* Requirements: From the listing below, pull out every line where the string "Holly" appears.

* Raw data:
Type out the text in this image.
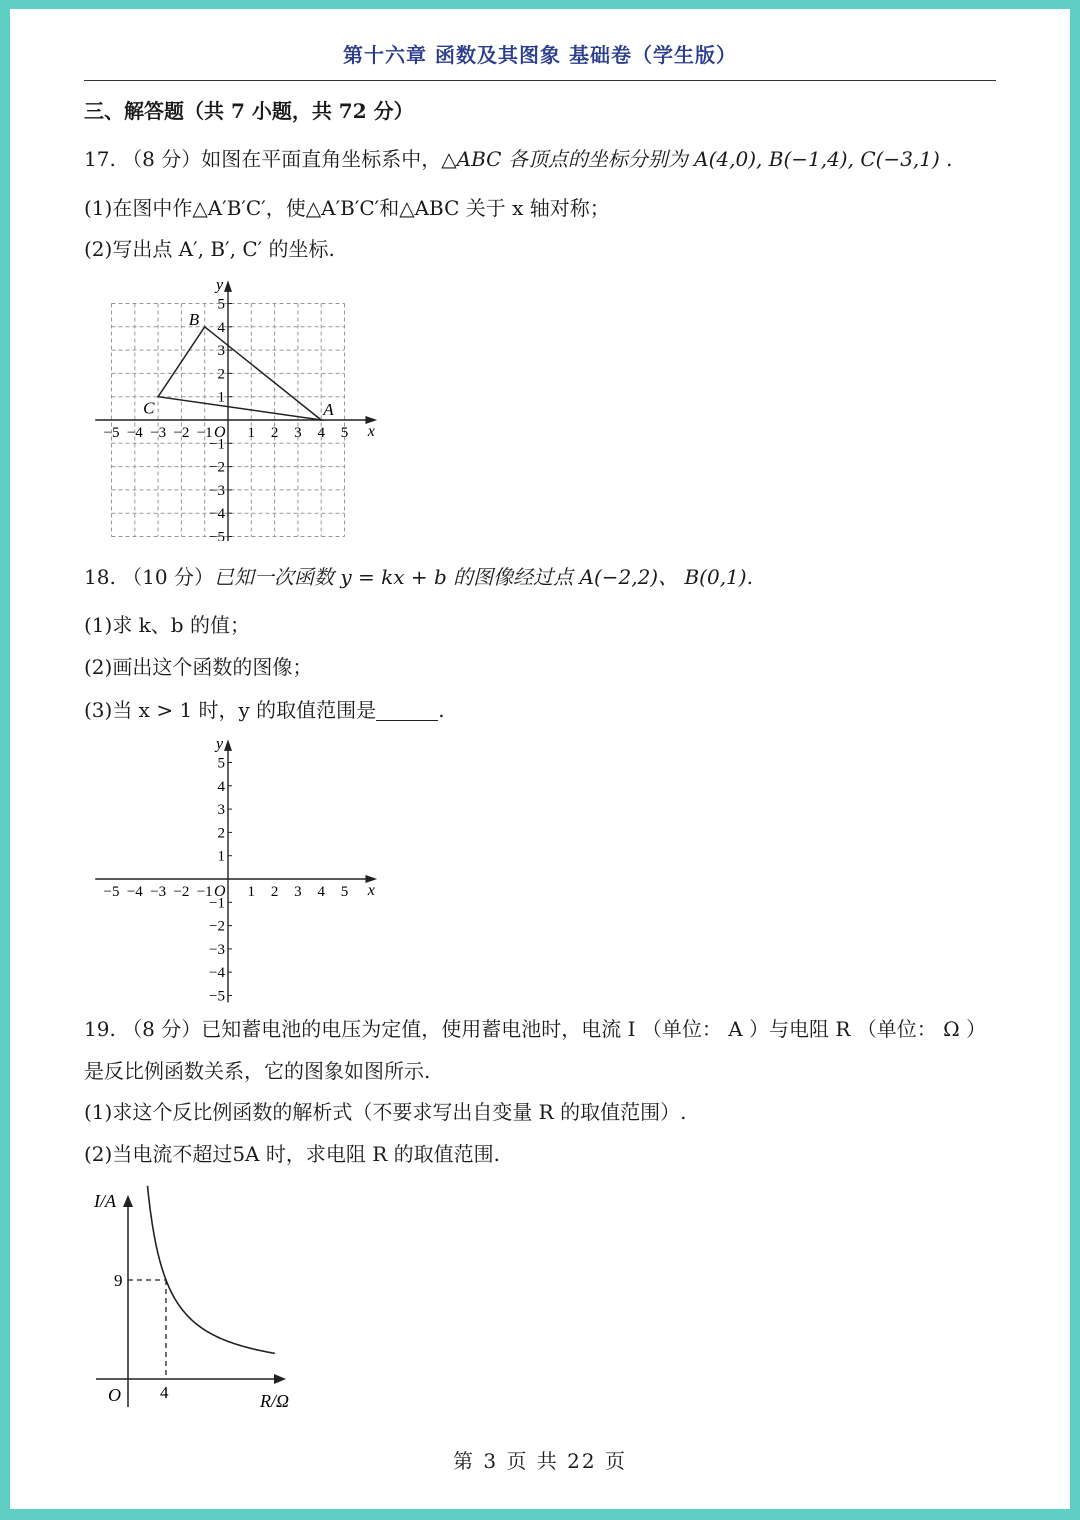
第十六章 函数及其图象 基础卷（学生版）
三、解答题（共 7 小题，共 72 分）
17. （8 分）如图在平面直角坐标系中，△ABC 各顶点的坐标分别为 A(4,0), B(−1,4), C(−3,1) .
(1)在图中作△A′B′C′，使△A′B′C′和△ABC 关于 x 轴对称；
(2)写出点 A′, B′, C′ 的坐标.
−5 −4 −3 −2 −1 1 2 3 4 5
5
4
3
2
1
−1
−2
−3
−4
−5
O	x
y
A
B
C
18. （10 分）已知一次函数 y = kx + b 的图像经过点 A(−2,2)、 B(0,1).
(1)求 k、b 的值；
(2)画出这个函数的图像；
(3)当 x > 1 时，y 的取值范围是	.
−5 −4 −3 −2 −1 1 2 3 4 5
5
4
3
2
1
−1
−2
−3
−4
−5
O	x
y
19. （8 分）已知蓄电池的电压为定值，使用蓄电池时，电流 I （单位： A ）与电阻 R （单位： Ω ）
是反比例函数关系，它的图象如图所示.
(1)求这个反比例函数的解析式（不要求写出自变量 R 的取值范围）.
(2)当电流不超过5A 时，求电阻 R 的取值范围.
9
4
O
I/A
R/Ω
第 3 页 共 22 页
---
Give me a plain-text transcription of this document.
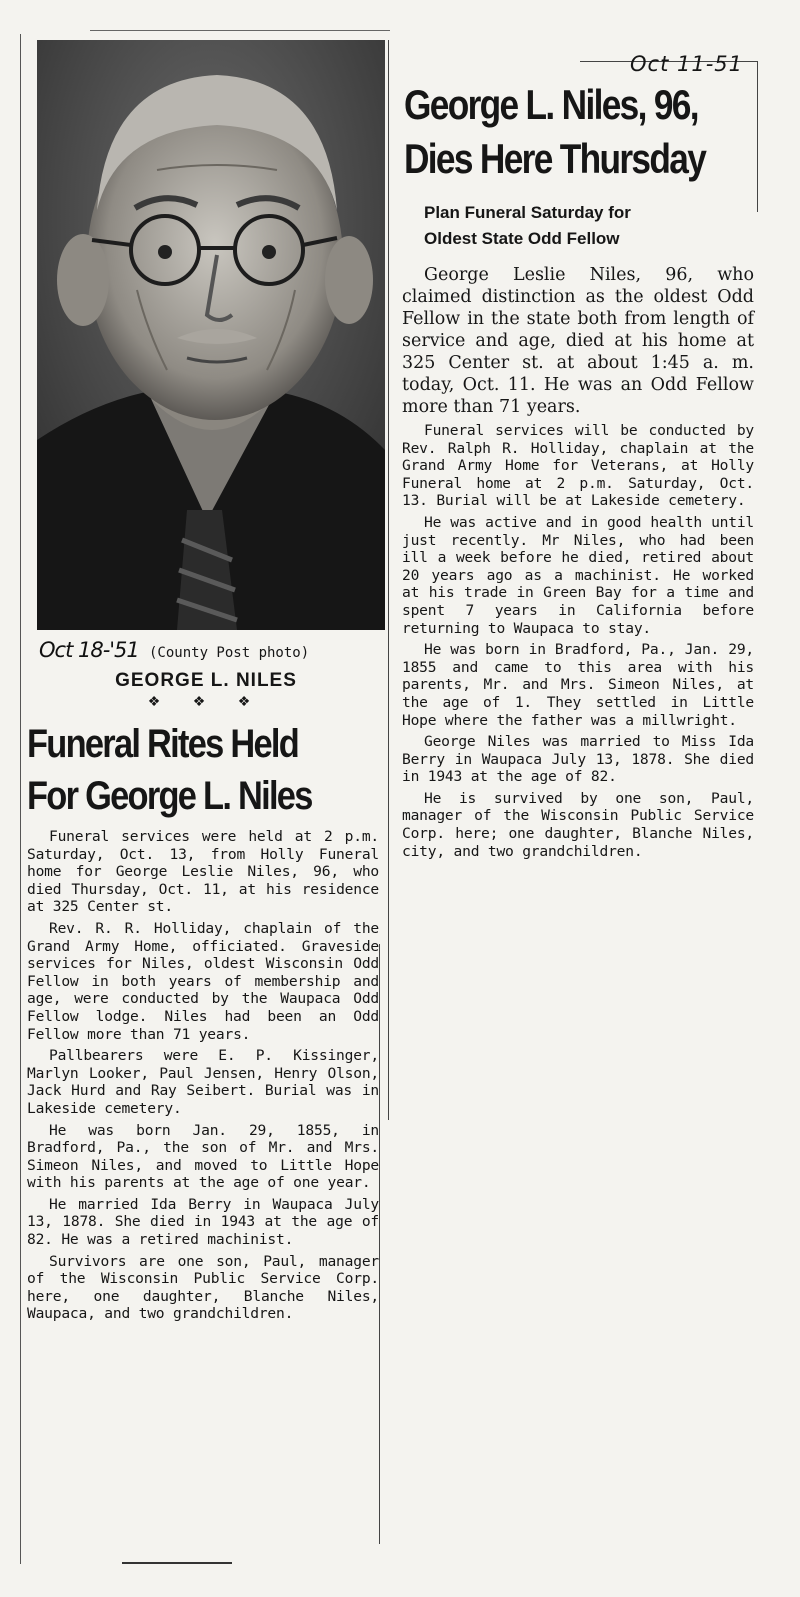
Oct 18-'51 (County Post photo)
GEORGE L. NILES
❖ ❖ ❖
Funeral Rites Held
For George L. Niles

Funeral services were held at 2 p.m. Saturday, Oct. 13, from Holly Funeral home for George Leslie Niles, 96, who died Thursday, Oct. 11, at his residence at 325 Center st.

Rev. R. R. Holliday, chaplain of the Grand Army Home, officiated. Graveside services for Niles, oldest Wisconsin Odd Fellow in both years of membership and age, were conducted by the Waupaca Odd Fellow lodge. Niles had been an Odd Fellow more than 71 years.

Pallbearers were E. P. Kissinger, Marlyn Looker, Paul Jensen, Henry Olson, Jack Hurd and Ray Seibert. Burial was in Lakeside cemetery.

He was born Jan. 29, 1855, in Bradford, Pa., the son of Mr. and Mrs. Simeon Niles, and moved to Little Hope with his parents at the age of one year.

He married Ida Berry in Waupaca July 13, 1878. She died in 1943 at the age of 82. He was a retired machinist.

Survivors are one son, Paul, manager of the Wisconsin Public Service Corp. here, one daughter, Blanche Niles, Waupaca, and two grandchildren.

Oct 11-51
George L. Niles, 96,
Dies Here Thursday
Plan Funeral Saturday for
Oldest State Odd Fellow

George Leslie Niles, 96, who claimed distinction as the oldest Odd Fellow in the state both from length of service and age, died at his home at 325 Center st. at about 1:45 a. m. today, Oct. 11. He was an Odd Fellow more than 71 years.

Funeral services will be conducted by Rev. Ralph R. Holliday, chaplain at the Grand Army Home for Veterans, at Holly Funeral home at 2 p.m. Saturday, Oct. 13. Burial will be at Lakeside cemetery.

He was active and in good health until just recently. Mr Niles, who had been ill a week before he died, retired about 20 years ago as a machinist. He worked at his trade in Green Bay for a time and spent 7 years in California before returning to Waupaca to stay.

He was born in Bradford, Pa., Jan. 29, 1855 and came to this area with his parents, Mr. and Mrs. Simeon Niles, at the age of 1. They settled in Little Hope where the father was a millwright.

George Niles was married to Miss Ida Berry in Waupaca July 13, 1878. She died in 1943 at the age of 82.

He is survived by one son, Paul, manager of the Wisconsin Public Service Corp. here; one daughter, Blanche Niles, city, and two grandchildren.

* Worked answer:
Funeral services were held at 2 p.m. Saturday, Oct. 13, from Holly Funeral home for George Leslie Niles, 96, who died Thursday, Oct. 11, at his residence at 325 Center st.
Funeral services will be conducted by Rev. Ralph R. Holliday, chaplain at the Grand Army Home for Veterans, at Holly Funeral home at 2 p.m. Saturday, Oct. 13. Burial will be at Lakeside cemetery.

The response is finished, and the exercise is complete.